### Exercise:
Each record below should be output verbatim, without pictures.

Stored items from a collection

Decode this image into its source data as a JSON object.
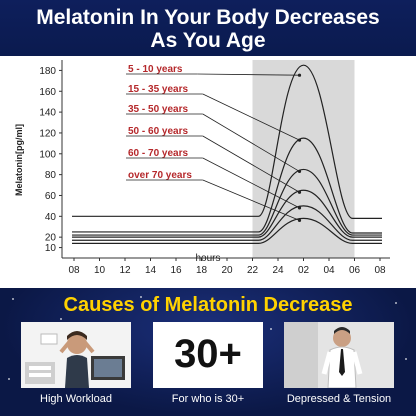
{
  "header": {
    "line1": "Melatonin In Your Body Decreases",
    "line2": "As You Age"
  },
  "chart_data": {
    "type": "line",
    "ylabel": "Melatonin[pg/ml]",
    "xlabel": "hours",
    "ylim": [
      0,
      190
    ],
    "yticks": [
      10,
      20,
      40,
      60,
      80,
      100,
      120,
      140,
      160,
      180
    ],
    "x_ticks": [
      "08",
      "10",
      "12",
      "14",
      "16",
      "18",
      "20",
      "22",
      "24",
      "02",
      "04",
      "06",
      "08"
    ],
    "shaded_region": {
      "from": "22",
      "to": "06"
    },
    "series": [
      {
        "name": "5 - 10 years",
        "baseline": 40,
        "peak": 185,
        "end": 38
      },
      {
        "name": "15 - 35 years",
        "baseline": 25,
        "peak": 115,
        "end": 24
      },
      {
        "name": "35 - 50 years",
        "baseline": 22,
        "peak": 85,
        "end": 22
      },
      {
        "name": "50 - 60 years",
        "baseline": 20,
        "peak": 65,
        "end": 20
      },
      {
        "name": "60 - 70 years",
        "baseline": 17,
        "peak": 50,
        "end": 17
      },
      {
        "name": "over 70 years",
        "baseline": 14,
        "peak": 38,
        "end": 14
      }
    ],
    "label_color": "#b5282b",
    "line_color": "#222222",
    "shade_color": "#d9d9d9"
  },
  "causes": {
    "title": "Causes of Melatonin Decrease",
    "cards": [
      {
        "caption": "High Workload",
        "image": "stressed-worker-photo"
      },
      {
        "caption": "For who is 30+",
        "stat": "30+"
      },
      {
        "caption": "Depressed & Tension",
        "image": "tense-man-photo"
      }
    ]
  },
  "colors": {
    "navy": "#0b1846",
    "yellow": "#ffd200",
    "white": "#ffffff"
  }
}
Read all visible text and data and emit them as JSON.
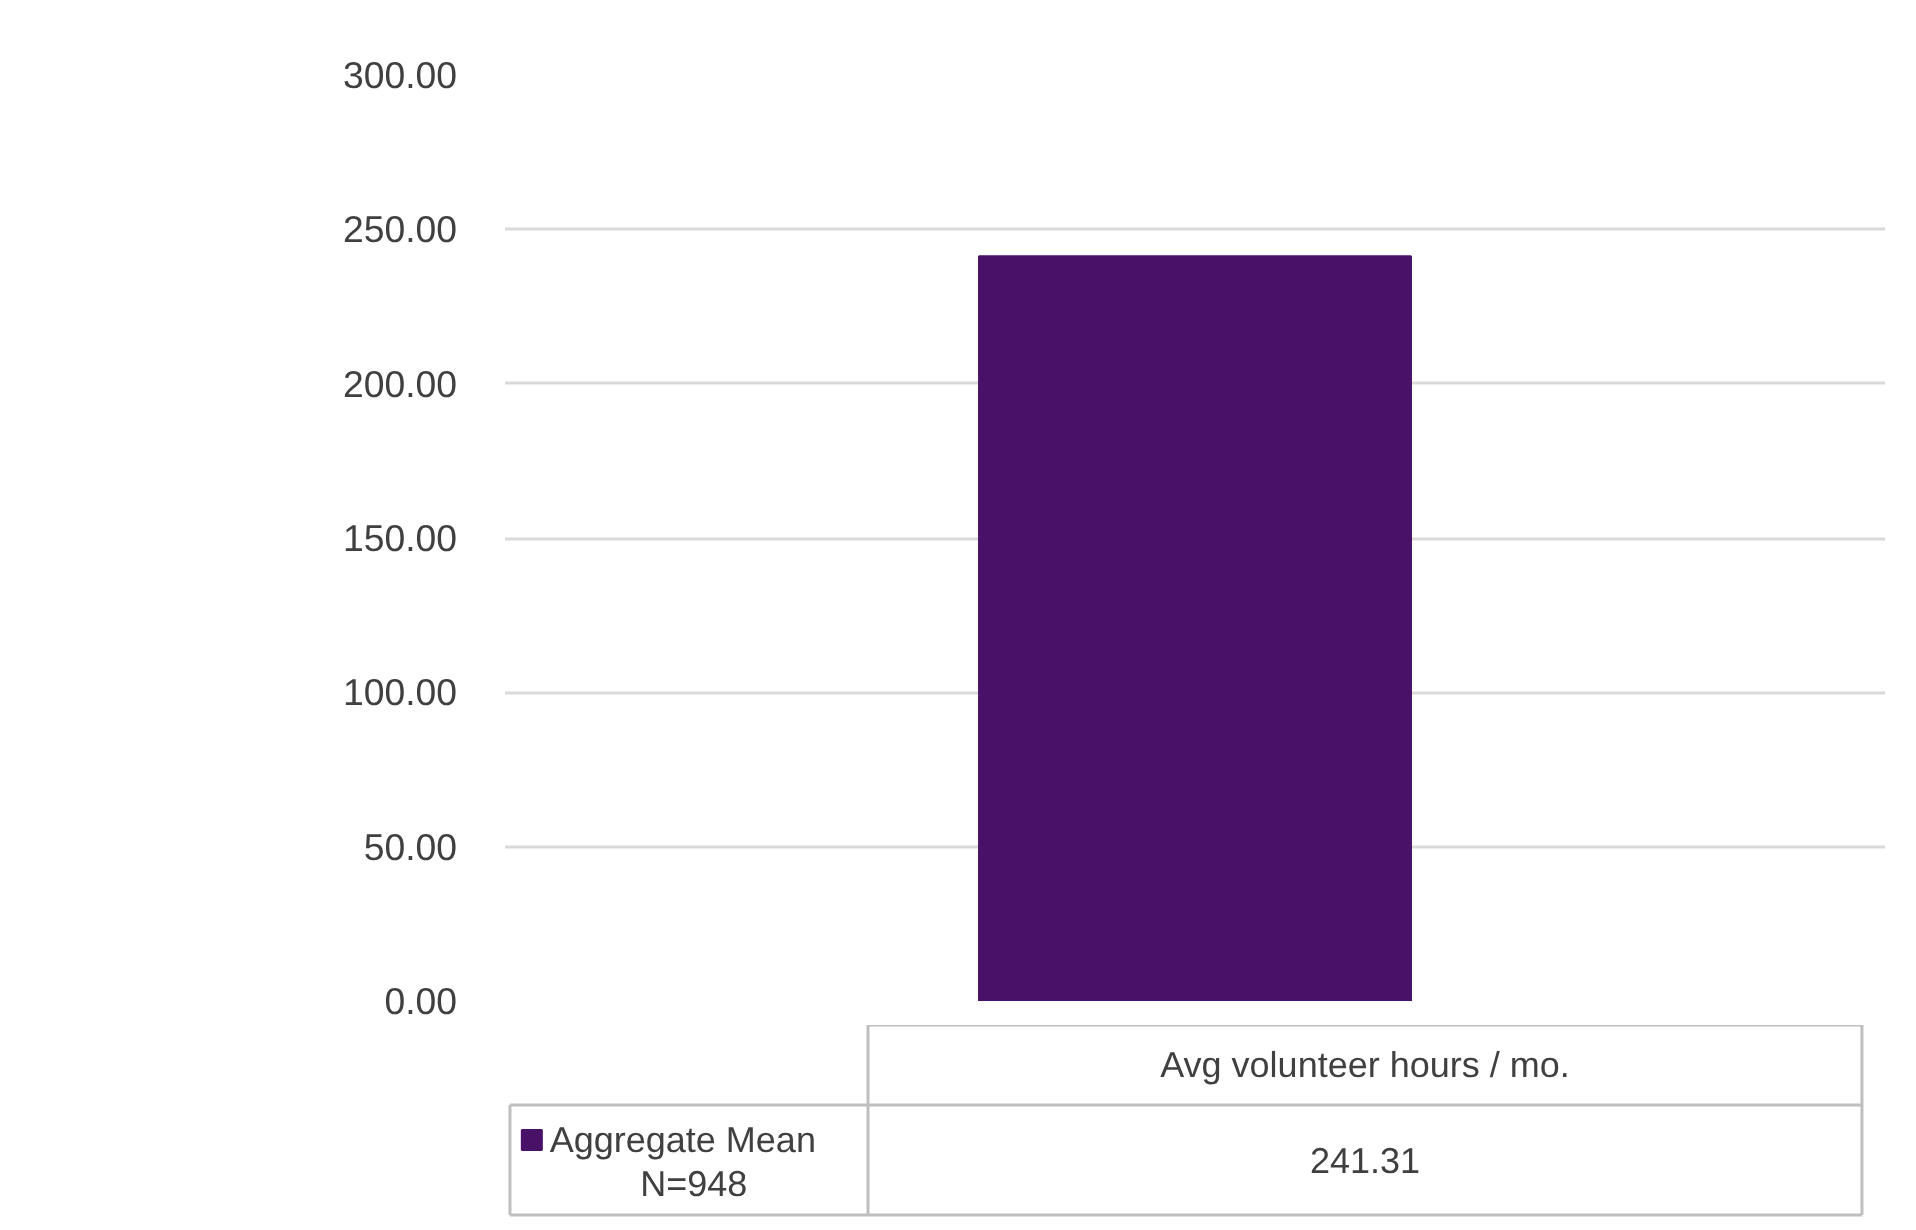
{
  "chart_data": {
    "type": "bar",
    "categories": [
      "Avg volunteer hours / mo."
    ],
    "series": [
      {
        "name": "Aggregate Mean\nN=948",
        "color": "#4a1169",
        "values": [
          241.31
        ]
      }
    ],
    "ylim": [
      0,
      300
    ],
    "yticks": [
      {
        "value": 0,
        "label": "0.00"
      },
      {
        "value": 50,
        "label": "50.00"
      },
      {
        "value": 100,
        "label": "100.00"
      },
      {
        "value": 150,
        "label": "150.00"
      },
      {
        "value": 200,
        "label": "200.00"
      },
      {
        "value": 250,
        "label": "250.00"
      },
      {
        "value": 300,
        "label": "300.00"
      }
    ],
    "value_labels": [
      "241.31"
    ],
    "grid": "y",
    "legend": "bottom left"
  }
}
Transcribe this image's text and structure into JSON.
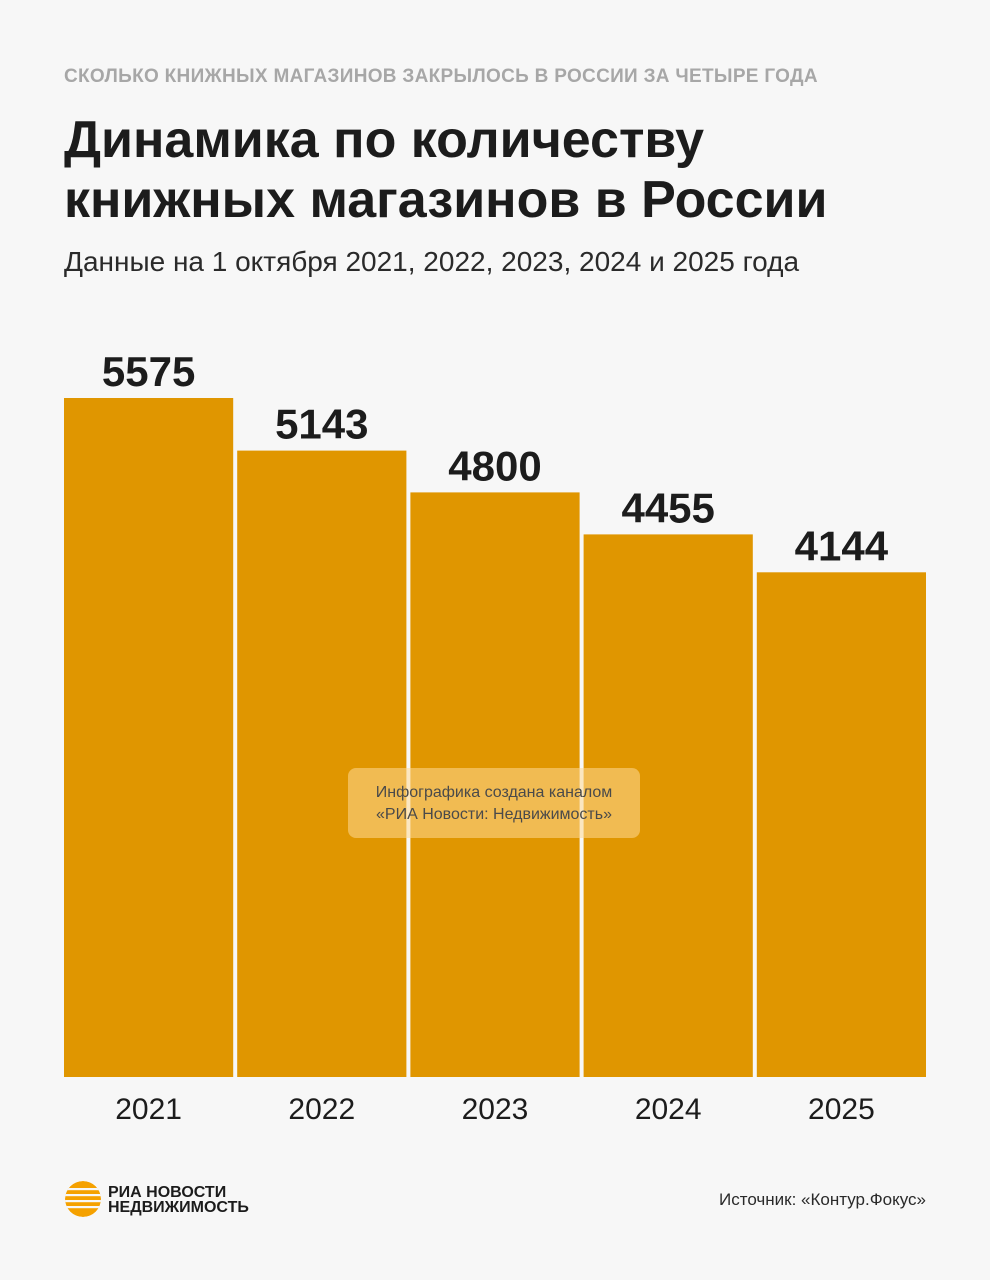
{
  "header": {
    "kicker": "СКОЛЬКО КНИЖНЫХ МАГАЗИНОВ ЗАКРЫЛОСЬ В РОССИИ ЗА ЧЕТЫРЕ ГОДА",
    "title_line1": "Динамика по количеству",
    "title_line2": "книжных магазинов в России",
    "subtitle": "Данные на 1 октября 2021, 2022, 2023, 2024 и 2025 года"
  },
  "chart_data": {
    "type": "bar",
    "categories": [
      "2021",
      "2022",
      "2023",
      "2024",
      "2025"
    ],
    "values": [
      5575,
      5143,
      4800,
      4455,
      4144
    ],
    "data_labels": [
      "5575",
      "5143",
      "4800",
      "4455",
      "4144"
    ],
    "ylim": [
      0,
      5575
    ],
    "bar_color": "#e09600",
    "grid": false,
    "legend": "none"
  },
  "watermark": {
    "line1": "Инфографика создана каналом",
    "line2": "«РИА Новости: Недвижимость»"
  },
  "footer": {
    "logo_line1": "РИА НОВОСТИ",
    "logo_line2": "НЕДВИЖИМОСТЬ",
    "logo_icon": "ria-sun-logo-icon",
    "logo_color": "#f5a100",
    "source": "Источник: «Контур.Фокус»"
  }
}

### Written answer:
Decode this image into its source data as a JSON object.
{
  "header": {
    "line1": "Melatonin In Your Body Decreases",
    "line2": "As You Age"
  },
  "chart_data": {
    "type": "line",
    "ylabel": "Melatonin[pg/ml]",
    "xlabel": "hours",
    "ylim": [
      0,
      190
    ],
    "yticks": [
      10,
      20,
      40,
      60,
      80,
      100,
      120,
      140,
      160,
      180
    ],
    "x_ticks": [
      "08",
      "10",
      "12",
      "14",
      "16",
      "18",
      "20",
      "22",
      "24",
      "02",
      "04",
      "06",
      "08"
    ],
    "shaded_region": {
      "from": "22",
      "to": "06"
    },
    "series": [
      {
        "name": "5 - 10 years",
        "baseline": 40,
        "peak": 185,
        "end": 38
      },
      {
        "name": "15 - 35 years",
        "baseline": 25,
        "peak": 115,
        "end": 24
      },
      {
        "name": "35 - 50 years",
        "baseline": 22,
        "peak": 85,
        "end": 22
      },
      {
        "name": "50 - 60 years",
        "baseline": 20,
        "peak": 65,
        "end": 20
      },
      {
        "name": "60 - 70 years",
        "baseline": 17,
        "peak": 50,
        "end": 17
      },
      {
        "name": "over 70 years",
        "baseline": 14,
        "peak": 38,
        "end": 14
      }
    ],
    "label_color": "#b5282b",
    "line_color": "#222222",
    "shade_color": "#d9d9d9"
  },
  "causes": {
    "title": "Causes of Melatonin Decrease",
    "cards": [
      {
        "caption": "High Workload",
        "image": "stressed-worker-photo"
      },
      {
        "caption": "For who is 30+",
        "stat": "30+"
      },
      {
        "caption": "Depressed & Tension",
        "image": "tense-man-photo"
      }
    ]
  },
  "colors": {
    "navy": "#0b1846",
    "yellow": "#ffd200",
    "white": "#ffffff"
  }
}
Read all visible text and data and emit them as JSON.
{
  "chart_data": {
    "type": "bar",
    "categories": [
      "Avg volunteer hours / mo."
    ],
    "series": [
      {
        "name": "Aggregate Mean\nN=948",
        "color": "#4a1169",
        "values": [
          241.31
        ]
      }
    ],
    "ylim": [
      0,
      300
    ],
    "yticks": [
      {
        "value": 0,
        "label": "0.00"
      },
      {
        "value": 50,
        "label": "50.00"
      },
      {
        "value": 100,
        "label": "100.00"
      },
      {
        "value": 150,
        "label": "150.00"
      },
      {
        "value": 200,
        "label": "200.00"
      },
      {
        "value": 250,
        "label": "250.00"
      },
      {
        "value": 300,
        "label": "300.00"
      }
    ],
    "value_labels": [
      "241.31"
    ],
    "grid": "y",
    "legend": "bottom left"
  }
}
Transcribe this image's text and structure into JSON.
{
  "header": {
    "kicker": "СКОЛЬКО КНИЖНЫХ МАГАЗИНОВ ЗАКРЫЛОСЬ В РОССИИ ЗА ЧЕТЫРЕ ГОДА",
    "title_line1": "Динамика по количеству",
    "title_line2": "книжных магазинов в России",
    "subtitle": "Данные на 1 октября 2021, 2022, 2023, 2024 и 2025 года"
  },
  "chart_data": {
    "type": "bar",
    "categories": [
      "2021",
      "2022",
      "2023",
      "2024",
      "2025"
    ],
    "values": [
      5575,
      5143,
      4800,
      4455,
      4144
    ],
    "data_labels": [
      "5575",
      "5143",
      "4800",
      "4455",
      "4144"
    ],
    "ylim": [
      0,
      5575
    ],
    "bar_color": "#e09600",
    "grid": false,
    "legend": "none"
  },
  "watermark": {
    "line1": "Инфографика создана каналом",
    "line2": "«РИА Новости: Недвижимость»"
  },
  "footer": {
    "logo_line1": "РИА НОВОСТИ",
    "logo_line2": "НЕДВИЖИМОСТЬ",
    "logo_icon": "ria-sun-logo-icon",
    "logo_color": "#f5a100",
    "source": "Источник: «Контур.Фокус»"
  }
}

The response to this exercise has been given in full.